#### Data shown:

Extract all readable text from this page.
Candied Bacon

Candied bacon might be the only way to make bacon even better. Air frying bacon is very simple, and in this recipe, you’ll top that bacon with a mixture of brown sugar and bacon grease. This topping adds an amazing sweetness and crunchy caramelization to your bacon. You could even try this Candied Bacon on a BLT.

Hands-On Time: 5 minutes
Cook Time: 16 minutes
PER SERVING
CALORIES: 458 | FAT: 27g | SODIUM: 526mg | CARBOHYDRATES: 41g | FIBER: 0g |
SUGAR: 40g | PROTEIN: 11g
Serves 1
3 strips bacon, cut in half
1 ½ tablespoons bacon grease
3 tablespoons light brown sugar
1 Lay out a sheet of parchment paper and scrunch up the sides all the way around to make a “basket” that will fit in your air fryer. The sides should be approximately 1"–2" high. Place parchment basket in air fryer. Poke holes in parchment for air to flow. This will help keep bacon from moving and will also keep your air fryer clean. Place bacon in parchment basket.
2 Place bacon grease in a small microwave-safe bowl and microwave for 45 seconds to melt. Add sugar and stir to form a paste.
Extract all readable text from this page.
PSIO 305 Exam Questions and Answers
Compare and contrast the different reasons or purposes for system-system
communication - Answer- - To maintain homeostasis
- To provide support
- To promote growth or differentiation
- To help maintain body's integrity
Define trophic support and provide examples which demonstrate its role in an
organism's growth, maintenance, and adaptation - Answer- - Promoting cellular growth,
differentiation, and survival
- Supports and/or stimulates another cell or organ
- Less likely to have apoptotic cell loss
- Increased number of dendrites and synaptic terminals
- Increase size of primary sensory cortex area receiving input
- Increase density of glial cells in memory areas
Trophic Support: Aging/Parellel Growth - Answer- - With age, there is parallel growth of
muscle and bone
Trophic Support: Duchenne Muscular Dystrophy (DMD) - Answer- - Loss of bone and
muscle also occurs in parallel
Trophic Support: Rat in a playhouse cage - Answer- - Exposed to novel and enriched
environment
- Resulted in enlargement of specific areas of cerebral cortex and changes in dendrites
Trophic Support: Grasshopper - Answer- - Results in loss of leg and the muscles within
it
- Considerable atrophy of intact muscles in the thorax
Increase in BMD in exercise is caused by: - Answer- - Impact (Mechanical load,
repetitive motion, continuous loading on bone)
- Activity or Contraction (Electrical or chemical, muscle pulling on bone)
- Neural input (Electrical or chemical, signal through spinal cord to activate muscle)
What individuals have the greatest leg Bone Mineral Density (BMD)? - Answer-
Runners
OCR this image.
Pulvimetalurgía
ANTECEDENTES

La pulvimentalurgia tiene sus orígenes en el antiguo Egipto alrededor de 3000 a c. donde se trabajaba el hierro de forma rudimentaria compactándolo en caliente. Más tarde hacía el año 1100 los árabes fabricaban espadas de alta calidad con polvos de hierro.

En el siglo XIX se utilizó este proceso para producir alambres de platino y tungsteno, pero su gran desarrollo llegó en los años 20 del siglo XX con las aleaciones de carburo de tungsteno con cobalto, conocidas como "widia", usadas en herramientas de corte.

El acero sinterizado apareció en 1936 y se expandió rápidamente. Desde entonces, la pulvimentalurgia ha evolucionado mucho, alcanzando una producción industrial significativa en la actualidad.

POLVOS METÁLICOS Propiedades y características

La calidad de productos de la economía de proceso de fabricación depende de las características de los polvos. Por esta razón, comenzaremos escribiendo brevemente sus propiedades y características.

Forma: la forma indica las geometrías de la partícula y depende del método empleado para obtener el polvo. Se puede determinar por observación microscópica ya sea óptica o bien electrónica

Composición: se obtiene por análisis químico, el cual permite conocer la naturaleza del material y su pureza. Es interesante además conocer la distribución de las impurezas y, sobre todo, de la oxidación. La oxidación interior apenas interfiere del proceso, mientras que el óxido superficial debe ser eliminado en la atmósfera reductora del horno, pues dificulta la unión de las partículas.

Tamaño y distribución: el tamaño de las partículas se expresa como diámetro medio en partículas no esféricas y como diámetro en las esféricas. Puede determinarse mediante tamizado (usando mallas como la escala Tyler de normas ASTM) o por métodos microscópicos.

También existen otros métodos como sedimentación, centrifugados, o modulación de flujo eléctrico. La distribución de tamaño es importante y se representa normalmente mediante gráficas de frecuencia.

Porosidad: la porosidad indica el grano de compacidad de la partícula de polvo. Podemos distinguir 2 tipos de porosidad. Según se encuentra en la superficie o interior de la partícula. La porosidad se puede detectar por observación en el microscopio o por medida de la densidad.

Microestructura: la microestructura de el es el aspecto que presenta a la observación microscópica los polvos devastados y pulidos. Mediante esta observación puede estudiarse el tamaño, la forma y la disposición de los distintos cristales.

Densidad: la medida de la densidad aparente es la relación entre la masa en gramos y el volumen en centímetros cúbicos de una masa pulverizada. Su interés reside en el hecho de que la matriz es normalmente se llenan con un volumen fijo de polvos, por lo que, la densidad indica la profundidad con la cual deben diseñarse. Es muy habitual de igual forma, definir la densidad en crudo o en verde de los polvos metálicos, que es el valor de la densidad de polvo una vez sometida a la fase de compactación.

#### What the exercise asks:
Read the entries above, then pull out the lines that include "como".

#### Answer space:
En el siglo XIX se utilizó este proceso para producir alambres de platino y tungsteno, pero su gran desarrollo llegó en los años 20 del siglo XX con las aleaciones de carburo de tungsteno con cobalto, conocidas como "widia", usadas en herramientas de corte.
Tamaño y distribución: el tamaño de las partículas se expresa como diámetro medio en partículas no esféricas y como diámetro en las esféricas. Puede determinarse mediante tamizado (usando mallas como la escala Tyler de normas ASTM) o por métodos microscópicos.
También existen otros métodos como sedimentación, centrifugados, o modulación de flujo eléctrico. La distribución de tamaño es importante y se representa normalmente mediante gráficas de frecuencia.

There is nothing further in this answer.